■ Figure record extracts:
== == ==

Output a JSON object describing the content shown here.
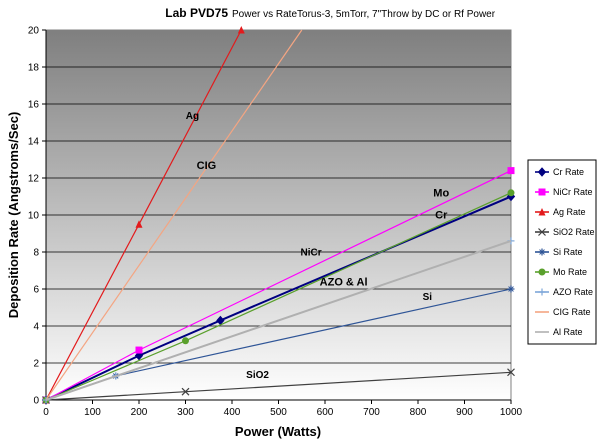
{
  "chart_data": {
    "type": "line",
    "title": "Lab PVD75",
    "subtitle": "Power vs RateTorus-3,  5mTorr, 7\"Throw by DC or Rf Power",
    "xlabel": "Power (Watts)",
    "ylabel": "Deposition Rate (Angstroms/Sec)",
    "xlim": [
      0,
      1000
    ],
    "ylim": [
      0,
      20
    ],
    "xticks": [
      0,
      100,
      200,
      300,
      400,
      500,
      600,
      700,
      800,
      900,
      1000
    ],
    "yticks": [
      0,
      2,
      4,
      6,
      8,
      10,
      12,
      14,
      16,
      18,
      20
    ],
    "grid": true,
    "legend_position": "right",
    "series": [
      {
        "name": "Cr Rate",
        "color": "#000080",
        "marker": "diamond",
        "x": [
          0,
          200,
          375,
          1000
        ],
        "y": [
          0,
          2.4,
          4.3,
          11.0
        ]
      },
      {
        "name": "NiCr Rate",
        "color": "#ff00ff",
        "marker": "square",
        "x": [
          0,
          200,
          1000
        ],
        "y": [
          0,
          2.7,
          12.4
        ]
      },
      {
        "name": "Ag Rate",
        "color": "#e31a1c",
        "marker": "triangle",
        "x": [
          0,
          200,
          420
        ],
        "y": [
          0,
          9.5,
          20.0
        ]
      },
      {
        "name": "SiO2 Rate",
        "color": "#404040",
        "marker": "x",
        "x": [
          0,
          300,
          1000
        ],
        "y": [
          0,
          0.45,
          1.5
        ]
      },
      {
        "name": "Si Rate",
        "color": "#2f5597",
        "marker": "star",
        "x": [
          0,
          150,
          1000
        ],
        "y": [
          0,
          1.3,
          6.0
        ]
      },
      {
        "name": "Mo Rate",
        "color": "#5aa02c",
        "marker": "circle",
        "x": [
          0,
          300,
          1000
        ],
        "y": [
          0,
          3.2,
          11.2
        ]
      },
      {
        "name": "AZO Rate",
        "color": "#7da7d9",
        "marker": "plus",
        "x": [
          0,
          150,
          1000
        ],
        "y": [
          0,
          1.3,
          8.6
        ]
      },
      {
        "name": "CIG Rate",
        "color": "#f4a582",
        "marker": "none",
        "x": [
          0,
          550
        ],
        "y": [
          0,
          20.0
        ]
      },
      {
        "name": "Al Rate",
        "color": "#b0b0b0",
        "marker": "none",
        "x": [
          0,
          1000
        ],
        "y": [
          0,
          8.6
        ]
      }
    ],
    "annotations": [
      {
        "text": "Ag",
        "x": 315,
        "y": 15.2
      },
      {
        "text": "CIG",
        "x": 345,
        "y": 12.5
      },
      {
        "text": "Mo",
        "x": 850,
        "y": 11.0
      },
      {
        "text": "Cr",
        "x": 850,
        "y": 9.8
      },
      {
        "text": "NiCr",
        "x": 570,
        "y": 7.8
      },
      {
        "text": "AZO  & Al",
        "x": 640,
        "y": 6.2
      },
      {
        "text": "Si",
        "x": 820,
        "y": 5.4
      },
      {
        "text": "SiO2",
        "x": 455,
        "y": 1.2
      }
    ]
  }
}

== == ==

■ Problem to solve:
Reproduce every line of the listing above in which the string "name" appears.

■ Task answer:
        "name": "Cr Rate",
        "name": "NiCr Rate",
        "name": "Ag Rate",
        "name": "SiO2 Rate",
        "name": "Si Rate",
        "name": "Mo Rate",
        "name": "AZO Rate",
        "name": "CIG Rate",
        "name": "Al Rate",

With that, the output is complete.